┏━━
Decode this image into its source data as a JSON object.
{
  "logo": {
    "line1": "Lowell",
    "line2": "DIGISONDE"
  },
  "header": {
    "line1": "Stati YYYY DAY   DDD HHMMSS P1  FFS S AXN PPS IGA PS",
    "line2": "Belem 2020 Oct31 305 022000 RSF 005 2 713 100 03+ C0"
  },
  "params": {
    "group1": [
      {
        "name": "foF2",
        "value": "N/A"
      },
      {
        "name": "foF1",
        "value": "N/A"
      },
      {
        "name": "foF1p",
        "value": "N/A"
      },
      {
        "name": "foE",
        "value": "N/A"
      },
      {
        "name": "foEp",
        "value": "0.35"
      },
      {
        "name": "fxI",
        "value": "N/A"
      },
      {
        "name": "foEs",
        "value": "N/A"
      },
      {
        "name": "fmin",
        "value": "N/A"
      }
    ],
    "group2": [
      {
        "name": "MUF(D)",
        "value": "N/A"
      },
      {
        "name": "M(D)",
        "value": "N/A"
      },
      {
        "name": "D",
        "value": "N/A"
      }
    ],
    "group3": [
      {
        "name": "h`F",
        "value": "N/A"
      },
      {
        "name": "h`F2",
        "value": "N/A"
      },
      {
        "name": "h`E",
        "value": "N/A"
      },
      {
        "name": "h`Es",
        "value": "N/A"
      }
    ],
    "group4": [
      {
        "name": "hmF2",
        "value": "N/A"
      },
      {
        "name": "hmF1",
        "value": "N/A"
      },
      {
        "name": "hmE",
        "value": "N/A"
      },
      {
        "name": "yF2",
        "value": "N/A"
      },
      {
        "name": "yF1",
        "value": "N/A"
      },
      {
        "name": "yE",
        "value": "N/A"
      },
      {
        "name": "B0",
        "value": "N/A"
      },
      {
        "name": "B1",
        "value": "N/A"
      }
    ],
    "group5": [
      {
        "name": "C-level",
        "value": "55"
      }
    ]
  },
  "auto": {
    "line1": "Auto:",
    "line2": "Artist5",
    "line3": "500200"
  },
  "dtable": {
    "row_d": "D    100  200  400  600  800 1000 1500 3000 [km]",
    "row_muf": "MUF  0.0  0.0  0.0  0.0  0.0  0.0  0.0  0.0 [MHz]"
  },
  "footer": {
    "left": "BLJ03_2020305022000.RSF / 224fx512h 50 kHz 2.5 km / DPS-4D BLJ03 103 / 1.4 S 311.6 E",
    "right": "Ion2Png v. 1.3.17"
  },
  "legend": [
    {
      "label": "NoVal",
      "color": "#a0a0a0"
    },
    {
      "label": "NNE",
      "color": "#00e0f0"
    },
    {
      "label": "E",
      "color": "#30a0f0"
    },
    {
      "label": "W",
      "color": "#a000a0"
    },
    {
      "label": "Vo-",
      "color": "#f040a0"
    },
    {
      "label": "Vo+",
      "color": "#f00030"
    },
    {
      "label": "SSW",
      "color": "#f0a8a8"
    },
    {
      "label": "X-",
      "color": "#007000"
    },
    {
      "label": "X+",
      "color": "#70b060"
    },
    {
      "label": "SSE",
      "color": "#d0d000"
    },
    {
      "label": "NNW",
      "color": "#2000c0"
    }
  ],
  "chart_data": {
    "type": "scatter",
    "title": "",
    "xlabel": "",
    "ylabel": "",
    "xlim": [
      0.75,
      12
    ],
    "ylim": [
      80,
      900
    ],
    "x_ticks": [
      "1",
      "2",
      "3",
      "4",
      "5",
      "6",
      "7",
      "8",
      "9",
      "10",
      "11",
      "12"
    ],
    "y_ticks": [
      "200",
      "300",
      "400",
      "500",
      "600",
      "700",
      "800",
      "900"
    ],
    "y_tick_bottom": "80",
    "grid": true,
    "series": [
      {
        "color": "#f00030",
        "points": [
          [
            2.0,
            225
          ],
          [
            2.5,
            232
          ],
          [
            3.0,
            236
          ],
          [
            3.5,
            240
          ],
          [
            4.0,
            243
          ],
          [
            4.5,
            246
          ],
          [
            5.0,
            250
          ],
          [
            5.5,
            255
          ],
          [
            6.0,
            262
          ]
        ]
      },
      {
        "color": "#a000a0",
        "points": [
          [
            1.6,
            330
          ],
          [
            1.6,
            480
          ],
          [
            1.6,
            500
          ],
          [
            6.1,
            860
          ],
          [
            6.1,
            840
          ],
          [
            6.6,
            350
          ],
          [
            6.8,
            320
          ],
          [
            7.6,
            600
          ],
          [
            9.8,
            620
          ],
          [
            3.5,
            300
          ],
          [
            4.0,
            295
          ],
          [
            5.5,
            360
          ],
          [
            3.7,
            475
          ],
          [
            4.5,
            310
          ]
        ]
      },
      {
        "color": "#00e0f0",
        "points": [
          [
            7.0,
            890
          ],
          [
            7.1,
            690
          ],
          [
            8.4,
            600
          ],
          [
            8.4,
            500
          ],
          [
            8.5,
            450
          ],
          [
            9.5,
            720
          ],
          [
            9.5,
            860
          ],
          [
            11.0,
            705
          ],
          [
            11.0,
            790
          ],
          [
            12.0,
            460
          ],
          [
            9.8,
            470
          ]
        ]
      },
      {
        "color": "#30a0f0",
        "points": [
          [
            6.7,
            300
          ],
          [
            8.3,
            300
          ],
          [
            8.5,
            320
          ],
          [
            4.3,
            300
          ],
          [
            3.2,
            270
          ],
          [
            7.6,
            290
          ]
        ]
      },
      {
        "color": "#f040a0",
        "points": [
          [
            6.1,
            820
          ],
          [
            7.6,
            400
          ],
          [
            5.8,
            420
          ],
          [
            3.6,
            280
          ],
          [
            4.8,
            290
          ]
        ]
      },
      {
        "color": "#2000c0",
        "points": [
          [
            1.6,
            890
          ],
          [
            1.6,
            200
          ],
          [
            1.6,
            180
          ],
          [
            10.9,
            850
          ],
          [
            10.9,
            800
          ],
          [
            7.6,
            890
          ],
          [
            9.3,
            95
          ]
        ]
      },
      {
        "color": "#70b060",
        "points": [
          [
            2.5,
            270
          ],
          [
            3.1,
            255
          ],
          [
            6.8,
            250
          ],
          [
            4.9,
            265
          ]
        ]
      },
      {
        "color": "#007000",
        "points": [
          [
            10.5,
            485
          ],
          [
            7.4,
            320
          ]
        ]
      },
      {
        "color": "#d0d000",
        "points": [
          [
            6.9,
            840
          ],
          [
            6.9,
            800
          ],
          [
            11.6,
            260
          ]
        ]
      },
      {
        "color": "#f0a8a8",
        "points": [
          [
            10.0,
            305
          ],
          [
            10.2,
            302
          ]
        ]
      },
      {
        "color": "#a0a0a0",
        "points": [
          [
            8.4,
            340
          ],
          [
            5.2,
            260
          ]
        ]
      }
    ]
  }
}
┗━━
TO BE DONE. Give all the entries again exactly; leave none out.

ANSWER TO THIS PROBLEM.
Decode this image into its source data as a JSON object.
{
  "logo": {
    "line1": "Lowell",
    "line2": "DIGISONDE"
  },
  "header": {
    "line1": "Stati YYYY DAY   DDD HHMMSS P1  FFS S AXN PPS IGA PS",
    "line2": "Belem 2020 Oct31 305 022000 RSF 005 2 713 100 03+ C0"
  },
  "params": {
    "group1": [
      {
        "name": "foF2",
        "value": "N/A"
      },
      {
        "name": "foF1",
        "value": "N/A"
      },
      {
        "name": "foF1p",
        "value": "N/A"
      },
      {
        "name": "foE",
        "value": "N/A"
      },
      {
        "name": "foEp",
        "value": "0.35"
      },
      {
        "name": "fxI",
        "value": "N/A"
      },
      {
        "name": "foEs",
        "value": "N/A"
      },
      {
        "name": "fmin",
        "value": "N/A"
      }
    ],
    "group2": [
      {
        "name": "MUF(D)",
        "value": "N/A"
      },
      {
        "name": "M(D)",
        "value": "N/A"
      },
      {
        "name": "D",
        "value": "N/A"
      }
    ],
    "group3": [
      {
        "name": "h`F",
        "value": "N/A"
      },
      {
        "name": "h`F2",
        "value": "N/A"
      },
      {
        "name": "h`E",
        "value": "N/A"
      },
      {
        "name": "h`Es",
        "value": "N/A"
      }
    ],
    "group4": [
      {
        "name": "hmF2",
        "value": "N/A"
      },
      {
        "name": "hmF1",
        "value": "N/A"
      },
      {
        "name": "hmE",
        "value": "N/A"
      },
      {
        "name": "yF2",
        "value": "N/A"
      },
      {
        "name": "yF1",
        "value": "N/A"
      },
      {
        "name": "yE",
        "value": "N/A"
      },
      {
        "name": "B0",
        "value": "N/A"
      },
      {
        "name": "B1",
        "value": "N/A"
      }
    ],
    "group5": [
      {
        "name": "C-level",
        "value": "55"
      }
    ]
  },
  "auto": {
    "line1": "Auto:",
    "line2": "Artist5",
    "line3": "500200"
  },
  "dtable": {
    "row_d": "D    100  200  400  600  800 1000 1500 3000 [km]",
    "row_muf": "MUF  0.0  0.0  0.0  0.0  0.0  0.0  0.0  0.0 [MHz]"
  },
  "footer": {
    "left": "BLJ03_2020305022000.RSF / 224fx512h 50 kHz 2.5 km / DPS-4D BLJ03 103 / 1.4 S 311.6 E",
    "right": "Ion2Png v. 1.3.17"
  },
  "legend": [
    {
      "label": "NoVal",
      "color": "#a0a0a0"
    },
    {
      "label": "NNE",
      "color": "#00e0f0"
    },
    {
      "label": "E",
      "color": "#30a0f0"
    },
    {
      "label": "W",
      "color": "#a000a0"
    },
    {
      "label": "Vo-",
      "color": "#f040a0"
    },
    {
      "label": "Vo+",
      "color": "#f00030"
    },
    {
      "label": "SSW",
      "color": "#f0a8a8"
    },
    {
      "label": "X-",
      "color": "#007000"
    },
    {
      "label": "X+",
      "color": "#70b060"
    },
    {
      "label": "SSE",
      "color": "#d0d000"
    },
    {
      "label": "NNW",
      "color": "#2000c0"
    }
  ],
  "chart_data": {
    "type": "scatter",
    "title": "",
    "xlabel": "",
    "ylabel": "",
    "xlim": [
      0.75,
      12
    ],
    "ylim": [
      80,
      900
    ],
    "x_ticks": [
      "1",
      "2",
      "3",
      "4",
      "5",
      "6",
      "7",
      "8",
      "9",
      "10",
      "11",
      "12"
    ],
    "y_ticks": [
      "200",
      "300",
      "400",
      "500",
      "600",
      "700",
      "800",
      "900"
    ],
    "y_tick_bottom": "80",
    "grid": true,
    "series": [
      {
        "color": "#f00030",
        "points": [
          [
            2.0,
            225
          ],
          [
            2.5,
            232
          ],
          [
            3.0,
            236
          ],
          [
            3.5,
            240
          ],
          [
            4.0,
            243
          ],
          [
            4.5,
            246
          ],
          [
            5.0,
            250
          ],
          [
            5.5,
            255
          ],
          [
            6.0,
            262
          ]
        ]
      },
      {
        "color": "#a000a0",
        "points": [
          [
            1.6,
            330
          ],
          [
            1.6,
            480
          ],
          [
            1.6,
            500
          ],
          [
            6.1,
            860
          ],
          [
            6.1,
            840
          ],
          [
            6.6,
            350
          ],
          [
            6.8,
            320
          ],
          [
            7.6,
            600
          ],
          [
            9.8,
            620
          ],
          [
            3.5,
            300
          ],
          [
            4.0,
            295
          ],
          [
            5.5,
            360
          ],
          [
            3.7,
            475
          ],
          [
            4.5,
            310
          ]
        ]
      },
      {
        "color": "#00e0f0",
        "points": [
          [
            7.0,
            890
          ],
          [
            7.1,
            690
          ],
          [
            8.4,
            600
          ],
          [
            8.4,
            500
          ],
          [
            8.5,
            450
          ],
          [
            9.5,
            720
          ],
          [
            9.5,
            860
          ],
          [
            11.0,
            705
          ],
          [
            11.0,
            790
          ],
          [
            12.0,
            460
          ],
          [
            9.8,
            470
          ]
        ]
      },
      {
        "color": "#30a0f0",
        "points": [
          [
            6.7,
            300
          ],
          [
            8.3,
            300
          ],
          [
            8.5,
            320
          ],
          [
            4.3,
            300
          ],
          [
            3.2,
            270
          ],
          [
            7.6,
            290
          ]
        ]
      },
      {
        "color": "#f040a0",
        "points": [
          [
            6.1,
            820
          ],
          [
            7.6,
            400
          ],
          [
            5.8,
            420
          ],
          [
            3.6,
            280
          ],
          [
            4.8,
            290
          ]
        ]
      },
      {
        "color": "#2000c0",
        "points": [
          [
            1.6,
            890
          ],
          [
            1.6,
            200
          ],
          [
            1.6,
            180
          ],
          [
            10.9,
            850
          ],
          [
            10.9,
            800
          ],
          [
            7.6,
            890
          ],
          [
            9.3,
            95
          ]
        ]
      },
      {
        "color": "#70b060",
        "points": [
          [
            2.5,
            270
          ],
          [
            3.1,
            255
          ],
          [
            6.8,
            250
          ],
          [
            4.9,
            265
          ]
        ]
      },
      {
        "color": "#007000",
        "points": [
          [
            10.5,
            485
          ],
          [
            7.4,
            320
          ]
        ]
      },
      {
        "color": "#d0d000",
        "points": [
          [
            6.9,
            840
          ],
          [
            6.9,
            800
          ],
          [
            11.6,
            260
          ]
        ]
      },
      {
        "color": "#f0a8a8",
        "points": [
          [
            10.0,
            305
          ],
          [
            10.2,
            302
          ]
        ]
      },
      {
        "color": "#a0a0a0",
        "points": [
          [
            8.4,
            340
          ],
          [
            5.2,
            260
          ]
        ]
      }
    ]
  }
}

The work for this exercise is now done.